--- Your instructions ---
Transcribe the data that follows precisely, omitting nothing.

(Collected data)

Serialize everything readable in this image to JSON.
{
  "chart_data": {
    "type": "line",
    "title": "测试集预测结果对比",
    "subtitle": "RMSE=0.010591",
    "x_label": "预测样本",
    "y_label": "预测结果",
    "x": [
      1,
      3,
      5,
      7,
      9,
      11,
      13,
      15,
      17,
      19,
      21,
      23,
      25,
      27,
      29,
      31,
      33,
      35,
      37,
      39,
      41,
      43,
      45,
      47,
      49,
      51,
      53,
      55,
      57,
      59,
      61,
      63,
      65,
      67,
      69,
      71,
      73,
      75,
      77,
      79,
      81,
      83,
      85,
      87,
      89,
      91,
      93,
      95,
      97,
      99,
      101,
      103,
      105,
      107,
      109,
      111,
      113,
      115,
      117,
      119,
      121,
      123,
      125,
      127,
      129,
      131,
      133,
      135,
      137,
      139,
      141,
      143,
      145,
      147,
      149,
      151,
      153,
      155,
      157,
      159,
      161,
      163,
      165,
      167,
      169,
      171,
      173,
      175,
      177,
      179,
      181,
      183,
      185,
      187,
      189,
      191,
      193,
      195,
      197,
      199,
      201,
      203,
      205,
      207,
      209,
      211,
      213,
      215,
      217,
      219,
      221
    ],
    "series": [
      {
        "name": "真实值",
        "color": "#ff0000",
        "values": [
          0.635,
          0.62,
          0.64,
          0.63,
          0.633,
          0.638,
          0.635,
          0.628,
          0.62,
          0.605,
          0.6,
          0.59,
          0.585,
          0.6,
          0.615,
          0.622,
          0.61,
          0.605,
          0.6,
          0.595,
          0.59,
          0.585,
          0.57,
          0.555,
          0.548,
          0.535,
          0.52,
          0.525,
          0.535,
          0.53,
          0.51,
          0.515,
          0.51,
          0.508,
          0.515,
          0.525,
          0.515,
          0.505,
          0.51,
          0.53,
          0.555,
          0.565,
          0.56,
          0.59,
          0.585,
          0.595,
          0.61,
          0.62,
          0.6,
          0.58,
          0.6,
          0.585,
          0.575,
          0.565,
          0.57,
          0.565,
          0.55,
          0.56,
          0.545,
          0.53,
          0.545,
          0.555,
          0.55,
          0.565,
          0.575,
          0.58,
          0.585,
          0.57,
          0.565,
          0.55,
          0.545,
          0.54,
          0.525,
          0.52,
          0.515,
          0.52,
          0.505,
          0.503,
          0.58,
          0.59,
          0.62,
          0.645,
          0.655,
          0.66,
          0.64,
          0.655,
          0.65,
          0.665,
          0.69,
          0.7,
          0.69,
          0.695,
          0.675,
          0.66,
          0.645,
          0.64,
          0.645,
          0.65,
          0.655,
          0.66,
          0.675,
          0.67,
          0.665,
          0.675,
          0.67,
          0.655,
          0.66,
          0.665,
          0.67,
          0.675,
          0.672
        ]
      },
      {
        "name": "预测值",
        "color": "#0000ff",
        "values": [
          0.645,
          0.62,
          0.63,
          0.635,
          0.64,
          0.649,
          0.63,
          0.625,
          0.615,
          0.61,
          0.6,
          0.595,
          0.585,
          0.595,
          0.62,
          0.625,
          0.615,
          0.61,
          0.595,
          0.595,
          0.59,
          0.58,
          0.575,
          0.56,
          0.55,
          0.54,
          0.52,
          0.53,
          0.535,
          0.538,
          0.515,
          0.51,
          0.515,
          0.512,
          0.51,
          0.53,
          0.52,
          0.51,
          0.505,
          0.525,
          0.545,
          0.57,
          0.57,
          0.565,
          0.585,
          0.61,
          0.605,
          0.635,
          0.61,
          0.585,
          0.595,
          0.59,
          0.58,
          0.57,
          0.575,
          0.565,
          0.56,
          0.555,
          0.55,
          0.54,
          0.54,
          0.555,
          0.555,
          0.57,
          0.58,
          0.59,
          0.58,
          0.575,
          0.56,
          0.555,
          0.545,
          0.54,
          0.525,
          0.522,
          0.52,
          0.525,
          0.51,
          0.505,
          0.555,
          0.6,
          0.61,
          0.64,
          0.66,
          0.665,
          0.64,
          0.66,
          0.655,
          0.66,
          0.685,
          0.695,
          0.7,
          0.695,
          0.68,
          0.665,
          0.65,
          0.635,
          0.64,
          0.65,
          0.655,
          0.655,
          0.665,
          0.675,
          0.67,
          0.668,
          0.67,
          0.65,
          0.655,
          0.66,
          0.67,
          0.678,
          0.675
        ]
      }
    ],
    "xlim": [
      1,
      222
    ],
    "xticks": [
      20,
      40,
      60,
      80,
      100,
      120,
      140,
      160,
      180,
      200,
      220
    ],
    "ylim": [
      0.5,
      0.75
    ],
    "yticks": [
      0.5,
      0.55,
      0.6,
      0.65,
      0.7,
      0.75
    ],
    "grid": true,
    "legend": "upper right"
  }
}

--- Exercise response ---
Serialize everything readable in this image to JSON.
{
  "chart_data": {
    "type": "line",
    "title": "测试集预测结果对比",
    "subtitle": "RMSE=0.010591",
    "x_label": "预测样本",
    "y_label": "预测结果",
    "x": [
      1,
      3,
      5,
      7,
      9,
      11,
      13,
      15,
      17,
      19,
      21,
      23,
      25,
      27,
      29,
      31,
      33,
      35,
      37,
      39,
      41,
      43,
      45,
      47,
      49,
      51,
      53,
      55,
      57,
      59,
      61,
      63,
      65,
      67,
      69,
      71,
      73,
      75,
      77,
      79,
      81,
      83,
      85,
      87,
      89,
      91,
      93,
      95,
      97,
      99,
      101,
      103,
      105,
      107,
      109,
      111,
      113,
      115,
      117,
      119,
      121,
      123,
      125,
      127,
      129,
      131,
      133,
      135,
      137,
      139,
      141,
      143,
      145,
      147,
      149,
      151,
      153,
      155,
      157,
      159,
      161,
      163,
      165,
      167,
      169,
      171,
      173,
      175,
      177,
      179,
      181,
      183,
      185,
      187,
      189,
      191,
      193,
      195,
      197,
      199,
      201,
      203,
      205,
      207,
      209,
      211,
      213,
      215,
      217,
      219,
      221
    ],
    "series": [
      {
        "name": "真实值",
        "color": "#ff0000",
        "values": [
          0.635,
          0.62,
          0.64,
          0.63,
          0.633,
          0.638,
          0.635,
          0.628,
          0.62,
          0.605,
          0.6,
          0.59,
          0.585,
          0.6,
          0.615,
          0.622,
          0.61,
          0.605,
          0.6,
          0.595,
          0.59,
          0.585,
          0.57,
          0.555,
          0.548,
          0.535,
          0.52,
          0.525,
          0.535,
          0.53,
          0.51,
          0.515,
          0.51,
          0.508,
          0.515,
          0.525,
          0.515,
          0.505,
          0.51,
          0.53,
          0.555,
          0.565,
          0.56,
          0.59,
          0.585,
          0.595,
          0.61,
          0.62,
          0.6,
          0.58,
          0.6,
          0.585,
          0.575,
          0.565,
          0.57,
          0.565,
          0.55,
          0.56,
          0.545,
          0.53,
          0.545,
          0.555,
          0.55,
          0.565,
          0.575,
          0.58,
          0.585,
          0.57,
          0.565,
          0.55,
          0.545,
          0.54,
          0.525,
          0.52,
          0.515,
          0.52,
          0.505,
          0.503,
          0.58,
          0.59,
          0.62,
          0.645,
          0.655,
          0.66,
          0.64,
          0.655,
          0.65,
          0.665,
          0.69,
          0.7,
          0.69,
          0.695,
          0.675,
          0.66,
          0.645,
          0.64,
          0.645,
          0.65,
          0.655,
          0.66,
          0.675,
          0.67,
          0.665,
          0.675,
          0.67,
          0.655,
          0.66,
          0.665,
          0.67,
          0.675,
          0.672
        ]
      },
      {
        "name": "预测值",
        "color": "#0000ff",
        "values": [
          0.645,
          0.62,
          0.63,
          0.635,
          0.64,
          0.649,
          0.63,
          0.625,
          0.615,
          0.61,
          0.6,
          0.595,
          0.585,
          0.595,
          0.62,
          0.625,
          0.615,
          0.61,
          0.595,
          0.595,
          0.59,
          0.58,
          0.575,
          0.56,
          0.55,
          0.54,
          0.52,
          0.53,
          0.535,
          0.538,
          0.515,
          0.51,
          0.515,
          0.512,
          0.51,
          0.53,
          0.52,
          0.51,
          0.505,
          0.525,
          0.545,
          0.57,
          0.57,
          0.565,
          0.585,
          0.61,
          0.605,
          0.635,
          0.61,
          0.585,
          0.595,
          0.59,
          0.58,
          0.57,
          0.575,
          0.565,
          0.56,
          0.555,
          0.55,
          0.54,
          0.54,
          0.555,
          0.555,
          0.57,
          0.58,
          0.59,
          0.58,
          0.575,
          0.56,
          0.555,
          0.545,
          0.54,
          0.525,
          0.522,
          0.52,
          0.525,
          0.51,
          0.505,
          0.555,
          0.6,
          0.61,
          0.64,
          0.66,
          0.665,
          0.64,
          0.66,
          0.655,
          0.66,
          0.685,
          0.695,
          0.7,
          0.695,
          0.68,
          0.665,
          0.65,
          0.635,
          0.64,
          0.65,
          0.655,
          0.655,
          0.665,
          0.675,
          0.67,
          0.668,
          0.67,
          0.65,
          0.655,
          0.66,
          0.67,
          0.678,
          0.675
        ]
      }
    ],
    "xlim": [
      1,
      222
    ],
    "xticks": [
      20,
      40,
      60,
      80,
      100,
      120,
      140,
      160,
      180,
      200,
      220
    ],
    "ylim": [
      0.5,
      0.75
    ],
    "yticks": [
      0.5,
      0.55,
      0.6,
      0.65,
      0.7,
      0.75
    ],
    "grid": true,
    "legend": "upper right"
  }
}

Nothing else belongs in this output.